** Begin RECORDS FOR THE TASK **
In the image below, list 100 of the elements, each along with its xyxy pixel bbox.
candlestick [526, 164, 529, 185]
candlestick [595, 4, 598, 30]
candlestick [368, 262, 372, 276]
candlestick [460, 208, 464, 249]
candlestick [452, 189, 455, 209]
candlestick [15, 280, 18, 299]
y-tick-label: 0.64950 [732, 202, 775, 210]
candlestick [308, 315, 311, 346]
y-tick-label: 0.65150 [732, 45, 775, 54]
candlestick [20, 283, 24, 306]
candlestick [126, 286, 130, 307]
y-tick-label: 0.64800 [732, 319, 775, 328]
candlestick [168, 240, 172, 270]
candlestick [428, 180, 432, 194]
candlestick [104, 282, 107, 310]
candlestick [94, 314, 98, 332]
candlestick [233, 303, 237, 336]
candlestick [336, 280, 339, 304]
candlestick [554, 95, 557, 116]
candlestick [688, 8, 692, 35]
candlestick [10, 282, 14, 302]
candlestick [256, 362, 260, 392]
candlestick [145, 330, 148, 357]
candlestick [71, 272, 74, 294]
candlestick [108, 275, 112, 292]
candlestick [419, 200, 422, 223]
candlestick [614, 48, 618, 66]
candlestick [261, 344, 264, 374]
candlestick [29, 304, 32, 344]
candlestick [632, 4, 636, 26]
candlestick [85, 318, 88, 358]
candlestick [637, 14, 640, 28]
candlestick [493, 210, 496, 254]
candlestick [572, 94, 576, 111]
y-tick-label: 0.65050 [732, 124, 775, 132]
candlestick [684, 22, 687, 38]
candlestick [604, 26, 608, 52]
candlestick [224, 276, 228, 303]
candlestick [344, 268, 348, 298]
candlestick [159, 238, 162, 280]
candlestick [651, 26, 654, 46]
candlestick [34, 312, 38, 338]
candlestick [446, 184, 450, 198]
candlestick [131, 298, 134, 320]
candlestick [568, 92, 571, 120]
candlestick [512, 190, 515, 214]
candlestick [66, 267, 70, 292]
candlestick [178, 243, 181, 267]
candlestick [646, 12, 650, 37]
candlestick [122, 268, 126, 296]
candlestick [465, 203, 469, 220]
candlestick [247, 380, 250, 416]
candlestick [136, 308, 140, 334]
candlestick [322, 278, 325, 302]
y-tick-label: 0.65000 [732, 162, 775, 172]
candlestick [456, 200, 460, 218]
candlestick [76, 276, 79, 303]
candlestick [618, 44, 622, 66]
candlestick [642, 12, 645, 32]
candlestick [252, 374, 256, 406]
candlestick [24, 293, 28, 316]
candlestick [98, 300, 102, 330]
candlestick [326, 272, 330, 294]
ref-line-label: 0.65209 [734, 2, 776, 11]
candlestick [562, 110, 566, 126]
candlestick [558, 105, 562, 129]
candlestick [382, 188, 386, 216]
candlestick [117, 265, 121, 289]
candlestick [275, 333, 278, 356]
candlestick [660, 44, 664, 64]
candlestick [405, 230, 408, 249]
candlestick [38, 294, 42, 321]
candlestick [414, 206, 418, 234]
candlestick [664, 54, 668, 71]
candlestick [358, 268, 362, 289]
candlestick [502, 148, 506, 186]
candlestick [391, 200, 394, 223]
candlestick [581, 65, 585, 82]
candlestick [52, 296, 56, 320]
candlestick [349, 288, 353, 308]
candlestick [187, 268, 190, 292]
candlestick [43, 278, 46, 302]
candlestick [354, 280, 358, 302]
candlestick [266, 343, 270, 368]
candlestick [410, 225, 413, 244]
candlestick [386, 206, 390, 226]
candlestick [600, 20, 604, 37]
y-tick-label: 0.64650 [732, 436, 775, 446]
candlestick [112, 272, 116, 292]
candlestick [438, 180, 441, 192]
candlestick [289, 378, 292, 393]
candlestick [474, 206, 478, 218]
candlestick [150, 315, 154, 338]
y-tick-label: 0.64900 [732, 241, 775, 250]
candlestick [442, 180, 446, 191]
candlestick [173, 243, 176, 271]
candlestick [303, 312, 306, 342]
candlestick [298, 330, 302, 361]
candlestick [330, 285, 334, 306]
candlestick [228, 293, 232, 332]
** End RECORDS FOR THE TASK **
◆ EXERCISE DESCRIPTION: Repeat every line of the item above word for word, with no changes.

◆ RESULT OF THIS TASK:
In the image below, list 100 of the elements, each along with its xyxy pixel bbox.
candlestick [526, 164, 529, 185]
candlestick [595, 4, 598, 30]
candlestick [368, 262, 372, 276]
candlestick [460, 208, 464, 249]
candlestick [452, 189, 455, 209]
candlestick [15, 280, 18, 299]
y-tick-label: 0.64950 [732, 202, 775, 210]
candlestick [308, 315, 311, 346]
y-tick-label: 0.65150 [732, 45, 775, 54]
candlestick [20, 283, 24, 306]
candlestick [126, 286, 130, 307]
y-tick-label: 0.64800 [732, 319, 775, 328]
candlestick [168, 240, 172, 270]
candlestick [428, 180, 432, 194]
candlestick [104, 282, 107, 310]
candlestick [94, 314, 98, 332]
candlestick [233, 303, 237, 336]
candlestick [336, 280, 339, 304]
candlestick [554, 95, 557, 116]
candlestick [688, 8, 692, 35]
candlestick [10, 282, 14, 302]
candlestick [256, 362, 260, 392]
candlestick [145, 330, 148, 357]
candlestick [71, 272, 74, 294]
candlestick [108, 275, 112, 292]
candlestick [419, 200, 422, 223]
candlestick [614, 48, 618, 66]
candlestick [261, 344, 264, 374]
candlestick [29, 304, 32, 344]
candlestick [632, 4, 636, 26]
candlestick [85, 318, 88, 358]
candlestick [637, 14, 640, 28]
candlestick [493, 210, 496, 254]
candlestick [572, 94, 576, 111]
y-tick-label: 0.65050 [732, 124, 775, 132]
candlestick [684, 22, 687, 38]
candlestick [604, 26, 608, 52]
candlestick [224, 276, 228, 303]
candlestick [344, 268, 348, 298]
candlestick [159, 238, 162, 280]
candlestick [651, 26, 654, 46]
candlestick [34, 312, 38, 338]
candlestick [446, 184, 450, 198]
candlestick [131, 298, 134, 320]
candlestick [568, 92, 571, 120]
candlestick [512, 190, 515, 214]
candlestick [66, 267, 70, 292]
candlestick [178, 243, 181, 267]
candlestick [646, 12, 650, 37]
candlestick [122, 268, 126, 296]
candlestick [465, 203, 469, 220]
candlestick [247, 380, 250, 416]
candlestick [136, 308, 140, 334]
candlestick [322, 278, 325, 302]
y-tick-label: 0.65000 [732, 162, 775, 172]
candlestick [456, 200, 460, 218]
candlestick [76, 276, 79, 303]
candlestick [618, 44, 622, 66]
candlestick [642, 12, 645, 32]
candlestick [252, 374, 256, 406]
candlestick [24, 293, 28, 316]
candlestick [98, 300, 102, 330]
candlestick [326, 272, 330, 294]
ref-line-label: 0.65209 [734, 2, 776, 11]
candlestick [562, 110, 566, 126]
candlestick [558, 105, 562, 129]
candlestick [382, 188, 386, 216]
candlestick [117, 265, 121, 289]
candlestick [275, 333, 278, 356]
candlestick [660, 44, 664, 64]
candlestick [405, 230, 408, 249]
candlestick [38, 294, 42, 321]
candlestick [414, 206, 418, 234]
candlestick [664, 54, 668, 71]
candlestick [358, 268, 362, 289]
candlestick [502, 148, 506, 186]
candlestick [391, 200, 394, 223]
candlestick [581, 65, 585, 82]
candlestick [52, 296, 56, 320]
candlestick [349, 288, 353, 308]
candlestick [187, 268, 190, 292]
candlestick [43, 278, 46, 302]
candlestick [354, 280, 358, 302]
candlestick [266, 343, 270, 368]
candlestick [410, 225, 413, 244]
candlestick [386, 206, 390, 226]
candlestick [600, 20, 604, 37]
y-tick-label: 0.64650 [732, 436, 775, 446]
candlestick [112, 272, 116, 292]
candlestick [438, 180, 441, 192]
candlestick [289, 378, 292, 393]
candlestick [474, 206, 478, 218]
candlestick [150, 315, 154, 338]
y-tick-label: 0.64900 [732, 241, 775, 250]
candlestick [442, 180, 446, 191]
candlestick [173, 243, 176, 271]
candlestick [303, 312, 306, 342]
candlestick [298, 330, 302, 361]
candlestick [330, 285, 334, 306]
candlestick [228, 293, 232, 332]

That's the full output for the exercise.